## START Materials provided
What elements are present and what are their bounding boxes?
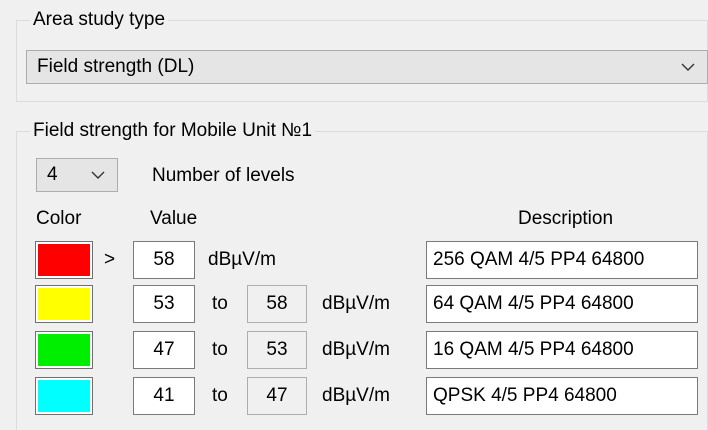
level-color-swatch[interactable] (35, 241, 93, 279)
swatch-fill (38, 380, 90, 412)
to-label: to (212, 339, 228, 360)
number-of-levels-value: 4 (47, 164, 58, 185)
color-column-header: Color (36, 208, 82, 229)
level-value-input[interactable]: 58 (133, 241, 195, 279)
level-to-readonly: 47 (247, 377, 307, 415)
level-description-input[interactable]: 64 QAM 4/5 PP4 64800 (426, 285, 698, 323)
chevron-down-icon (91, 171, 105, 179)
level-unit: dBµV/m (208, 249, 276, 270)
value-column-header: Value (150, 208, 198, 229)
level-description-input[interactable]: QPSK 4/5 PP4 64800 (426, 377, 698, 415)
level-unit: dBµV/m (322, 385, 390, 406)
level-description-input[interactable]: 256 QAM 4/5 PP4 64800 (426, 241, 698, 279)
level-from-input[interactable]: 47 (133, 331, 195, 369)
area-study-type-value: Field strength (DL) (37, 56, 195, 77)
field-strength-legend: Field strength for Mobile Unit №1 (30, 120, 316, 142)
level-color-swatch[interactable] (35, 285, 93, 323)
level-from-input[interactable]: 53 (133, 285, 195, 323)
level-color-swatch[interactable] (35, 377, 93, 415)
swatch-fill (38, 288, 90, 320)
level-description-input[interactable]: 16 QAM 4/5 PP4 64800 (426, 331, 698, 369)
level-to-readonly: 58 (247, 285, 307, 323)
number-of-levels-label: Number of levels (152, 165, 295, 186)
level-unit: dBµV/m (322, 339, 390, 360)
area-study-type-select[interactable]: Field strength (DL) (26, 50, 708, 84)
swatch-fill (38, 244, 90, 276)
chevron-down-icon (681, 63, 695, 71)
to-label: to (212, 293, 228, 314)
level-color-swatch[interactable] (35, 331, 93, 369)
level-from-input[interactable]: 41 (133, 377, 195, 415)
level-to-readonly: 53 (247, 331, 307, 369)
swatch-fill (38, 334, 90, 366)
greater-than-sign: > (104, 249, 116, 270)
to-label: to (212, 385, 228, 406)
level-unit: dBµV/m (322, 293, 390, 314)
area-study-legend: Area study type (30, 9, 169, 31)
description-column-header: Description (518, 208, 614, 229)
number-of-levels-select[interactable]: 4 (36, 158, 118, 192)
## END Materials provided
> [Brief] Can you reproduce, character for character, the part of the records that opens with the line containing "level-color-swatch[interactable] (35, 241, 93, 279)" and runs through the final line of the records, with both of those lines included?

> [Exercise solution]
level-color-swatch[interactable] (35, 241, 93, 279)
swatch-fill (38, 380, 90, 412)
to-label: to (212, 339, 228, 360)
number-of-levels-value: 4 (47, 164, 58, 185)
color-column-header: Color (36, 208, 82, 229)
level-value-input[interactable]: 58 (133, 241, 195, 279)
level-to-readonly: 47 (247, 377, 307, 415)
level-description-input[interactable]: 64 QAM 4/5 PP4 64800 (426, 285, 698, 323)
chevron-down-icon (91, 171, 105, 179)
level-unit: dBµV/m (208, 249, 276, 270)
value-column-header: Value (150, 208, 198, 229)
level-description-input[interactable]: QPSK 4/5 PP4 64800 (426, 377, 698, 415)
level-unit: dBµV/m (322, 385, 390, 406)
level-description-input[interactable]: 256 QAM 4/5 PP4 64800 (426, 241, 698, 279)
level-from-input[interactable]: 47 (133, 331, 195, 369)
area-study-type-value: Field strength (DL) (37, 56, 195, 77)
field-strength-legend: Field strength for Mobile Unit №1 (30, 120, 316, 142)
level-color-swatch[interactable] (35, 285, 93, 323)
level-from-input[interactable]: 53 (133, 285, 195, 323)
level-color-swatch[interactable] (35, 377, 93, 415)
swatch-fill (38, 288, 90, 320)
level-description-input[interactable]: 16 QAM 4/5 PP4 64800 (426, 331, 698, 369)
level-to-readonly: 58 (247, 285, 307, 323)
number-of-levels-label: Number of levels (152, 165, 295, 186)
level-unit: dBµV/m (322, 339, 390, 360)
area-study-type-select[interactable]: Field strength (DL) (26, 50, 708, 84)
swatch-fill (38, 244, 90, 276)
chevron-down-icon (681, 63, 695, 71)
to-label: to (212, 293, 228, 314)
level-color-swatch[interactable] (35, 331, 93, 369)
level-from-input[interactable]: 41 (133, 377, 195, 415)
level-to-readonly: 53 (247, 331, 307, 369)
swatch-fill (38, 334, 90, 366)
greater-than-sign: > (104, 249, 116, 270)
to-label: to (212, 385, 228, 406)
level-unit: dBµV/m (322, 293, 390, 314)
area-study-legend: Area study type (30, 9, 169, 31)
description-column-header: Description (518, 208, 614, 229)
number-of-levels-select[interactable]: 4 (36, 158, 118, 192)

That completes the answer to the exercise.